### WHAT YOU NEED TO DO
Each entry below is to be duplicated verbatim.

[Collected data entries]
++++++++++

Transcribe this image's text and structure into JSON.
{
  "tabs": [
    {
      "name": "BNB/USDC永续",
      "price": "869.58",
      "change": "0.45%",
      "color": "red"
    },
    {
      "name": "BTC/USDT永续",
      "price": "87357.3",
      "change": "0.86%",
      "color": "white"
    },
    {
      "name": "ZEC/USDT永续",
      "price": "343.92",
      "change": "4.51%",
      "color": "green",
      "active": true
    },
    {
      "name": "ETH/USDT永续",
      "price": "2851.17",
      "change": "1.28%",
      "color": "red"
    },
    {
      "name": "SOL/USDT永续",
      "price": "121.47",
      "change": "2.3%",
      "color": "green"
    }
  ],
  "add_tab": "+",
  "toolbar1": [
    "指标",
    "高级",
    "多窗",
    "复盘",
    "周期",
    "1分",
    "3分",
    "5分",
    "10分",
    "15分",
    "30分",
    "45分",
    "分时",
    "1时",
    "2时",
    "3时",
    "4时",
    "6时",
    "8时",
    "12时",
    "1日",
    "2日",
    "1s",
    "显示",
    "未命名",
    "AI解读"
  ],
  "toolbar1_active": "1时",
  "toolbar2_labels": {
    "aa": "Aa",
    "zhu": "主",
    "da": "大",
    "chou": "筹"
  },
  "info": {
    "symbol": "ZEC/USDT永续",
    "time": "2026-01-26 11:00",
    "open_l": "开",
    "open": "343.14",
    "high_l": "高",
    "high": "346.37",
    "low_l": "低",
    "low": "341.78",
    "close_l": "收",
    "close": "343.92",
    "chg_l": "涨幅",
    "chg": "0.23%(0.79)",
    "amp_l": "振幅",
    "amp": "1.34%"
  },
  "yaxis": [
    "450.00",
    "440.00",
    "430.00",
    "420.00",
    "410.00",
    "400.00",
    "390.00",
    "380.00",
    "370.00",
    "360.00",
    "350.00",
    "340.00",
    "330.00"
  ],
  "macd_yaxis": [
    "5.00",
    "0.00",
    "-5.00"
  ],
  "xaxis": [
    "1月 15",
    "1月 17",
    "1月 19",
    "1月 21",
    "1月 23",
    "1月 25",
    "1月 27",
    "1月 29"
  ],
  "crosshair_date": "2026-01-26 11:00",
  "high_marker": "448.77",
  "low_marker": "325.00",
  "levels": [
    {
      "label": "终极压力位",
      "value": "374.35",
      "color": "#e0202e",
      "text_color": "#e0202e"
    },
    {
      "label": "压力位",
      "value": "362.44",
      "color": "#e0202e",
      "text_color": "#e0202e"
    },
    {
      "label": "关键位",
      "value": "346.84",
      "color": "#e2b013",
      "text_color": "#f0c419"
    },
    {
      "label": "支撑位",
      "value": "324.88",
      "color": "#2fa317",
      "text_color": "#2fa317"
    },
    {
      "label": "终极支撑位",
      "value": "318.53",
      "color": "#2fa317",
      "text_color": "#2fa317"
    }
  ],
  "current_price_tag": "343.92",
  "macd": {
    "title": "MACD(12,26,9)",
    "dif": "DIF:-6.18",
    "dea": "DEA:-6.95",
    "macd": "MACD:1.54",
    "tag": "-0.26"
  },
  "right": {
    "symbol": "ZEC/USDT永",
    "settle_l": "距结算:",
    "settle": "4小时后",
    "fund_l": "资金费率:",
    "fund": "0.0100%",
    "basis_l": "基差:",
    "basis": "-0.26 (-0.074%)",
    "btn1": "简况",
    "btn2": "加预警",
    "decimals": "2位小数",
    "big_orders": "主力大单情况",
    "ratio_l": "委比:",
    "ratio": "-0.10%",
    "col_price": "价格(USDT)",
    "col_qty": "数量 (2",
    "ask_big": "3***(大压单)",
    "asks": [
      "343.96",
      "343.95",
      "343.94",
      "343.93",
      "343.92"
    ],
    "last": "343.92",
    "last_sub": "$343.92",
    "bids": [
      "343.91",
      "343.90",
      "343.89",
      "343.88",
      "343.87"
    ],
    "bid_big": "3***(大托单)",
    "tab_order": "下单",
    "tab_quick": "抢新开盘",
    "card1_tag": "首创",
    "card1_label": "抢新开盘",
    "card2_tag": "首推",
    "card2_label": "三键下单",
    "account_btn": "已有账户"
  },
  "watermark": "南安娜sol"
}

++++++++++

### OUTPUT FOR THIS TASK
Transcribe this image's text and structure into JSON.
{
  "tabs": [
    {
      "name": "BNB/USDC永续",
      "price": "869.58",
      "change": "0.45%",
      "color": "red"
    },
    {
      "name": "BTC/USDT永续",
      "price": "87357.3",
      "change": "0.86%",
      "color": "white"
    },
    {
      "name": "ZEC/USDT永续",
      "price": "343.92",
      "change": "4.51%",
      "color": "green",
      "active": true
    },
    {
      "name": "ETH/USDT永续",
      "price": "2851.17",
      "change": "1.28%",
      "color": "red"
    },
    {
      "name": "SOL/USDT永续",
      "price": "121.47",
      "change": "2.3%",
      "color": "green"
    }
  ],
  "add_tab": "+",
  "toolbar1": [
    "指标",
    "高级",
    "多窗",
    "复盘",
    "周期",
    "1分",
    "3分",
    "5分",
    "10分",
    "15分",
    "30分",
    "45分",
    "分时",
    "1时",
    "2时",
    "3时",
    "4时",
    "6时",
    "8时",
    "12时",
    "1日",
    "2日",
    "1s",
    "显示",
    "未命名",
    "AI解读"
  ],
  "toolbar1_active": "1时",
  "toolbar2_labels": {
    "aa": "Aa",
    "zhu": "主",
    "da": "大",
    "chou": "筹"
  },
  "info": {
    "symbol": "ZEC/USDT永续",
    "time": "2026-01-26 11:00",
    "open_l": "开",
    "open": "343.14",
    "high_l": "高",
    "high": "346.37",
    "low_l": "低",
    "low": "341.78",
    "close_l": "收",
    "close": "343.92",
    "chg_l": "涨幅",
    "chg": "0.23%(0.79)",
    "amp_l": "振幅",
    "amp": "1.34%"
  },
  "yaxis": [
    "450.00",
    "440.00",
    "430.00",
    "420.00",
    "410.00",
    "400.00",
    "390.00",
    "380.00",
    "370.00",
    "360.00",
    "350.00",
    "340.00",
    "330.00"
  ],
  "macd_yaxis": [
    "5.00",
    "0.00",
    "-5.00"
  ],
  "xaxis": [
    "1月 15",
    "1月 17",
    "1月 19",
    "1月 21",
    "1月 23",
    "1月 25",
    "1月 27",
    "1月 29"
  ],
  "crosshair_date": "2026-01-26 11:00",
  "high_marker": "448.77",
  "low_marker": "325.00",
  "levels": [
    {
      "label": "终极压力位",
      "value": "374.35",
      "color": "#e0202e",
      "text_color": "#e0202e"
    },
    {
      "label": "压力位",
      "value": "362.44",
      "color": "#e0202e",
      "text_color": "#e0202e"
    },
    {
      "label": "关键位",
      "value": "346.84",
      "color": "#e2b013",
      "text_color": "#f0c419"
    },
    {
      "label": "支撑位",
      "value": "324.88",
      "color": "#2fa317",
      "text_color": "#2fa317"
    },
    {
      "label": "终极支撑位",
      "value": "318.53",
      "color": "#2fa317",
      "text_color": "#2fa317"
    }
  ],
  "current_price_tag": "343.92",
  "macd": {
    "title": "MACD(12,26,9)",
    "dif": "DIF:-6.18",
    "dea": "DEA:-6.95",
    "macd": "MACD:1.54",
    "tag": "-0.26"
  },
  "right": {
    "symbol": "ZEC/USDT永",
    "settle_l": "距结算:",
    "settle": "4小时后",
    "fund_l": "资金费率:",
    "fund": "0.0100%",
    "basis_l": "基差:",
    "basis": "-0.26 (-0.074%)",
    "btn1": "简况",
    "btn2": "加预警",
    "decimals": "2位小数",
    "big_orders": "主力大单情况",
    "ratio_l": "委比:",
    "ratio": "-0.10%",
    "col_price": "价格(USDT)",
    "col_qty": "数量 (2",
    "ask_big": "3***(大压单)",
    "asks": [
      "343.96",
      "343.95",
      "343.94",
      "343.93",
      "343.92"
    ],
    "last": "343.92",
    "last_sub": "$343.92",
    "bids": [
      "343.91",
      "343.90",
      "343.89",
      "343.88",
      "343.87"
    ],
    "bid_big": "3***(大托单)",
    "tab_order": "下单",
    "tab_quick": "抢新开盘",
    "card1_tag": "首创",
    "card1_label": "抢新开盘",
    "card2_tag": "首推",
    "card2_label": "三键下单",
    "account_btn": "已有账户"
  },
  "watermark": "南安娜sol"
}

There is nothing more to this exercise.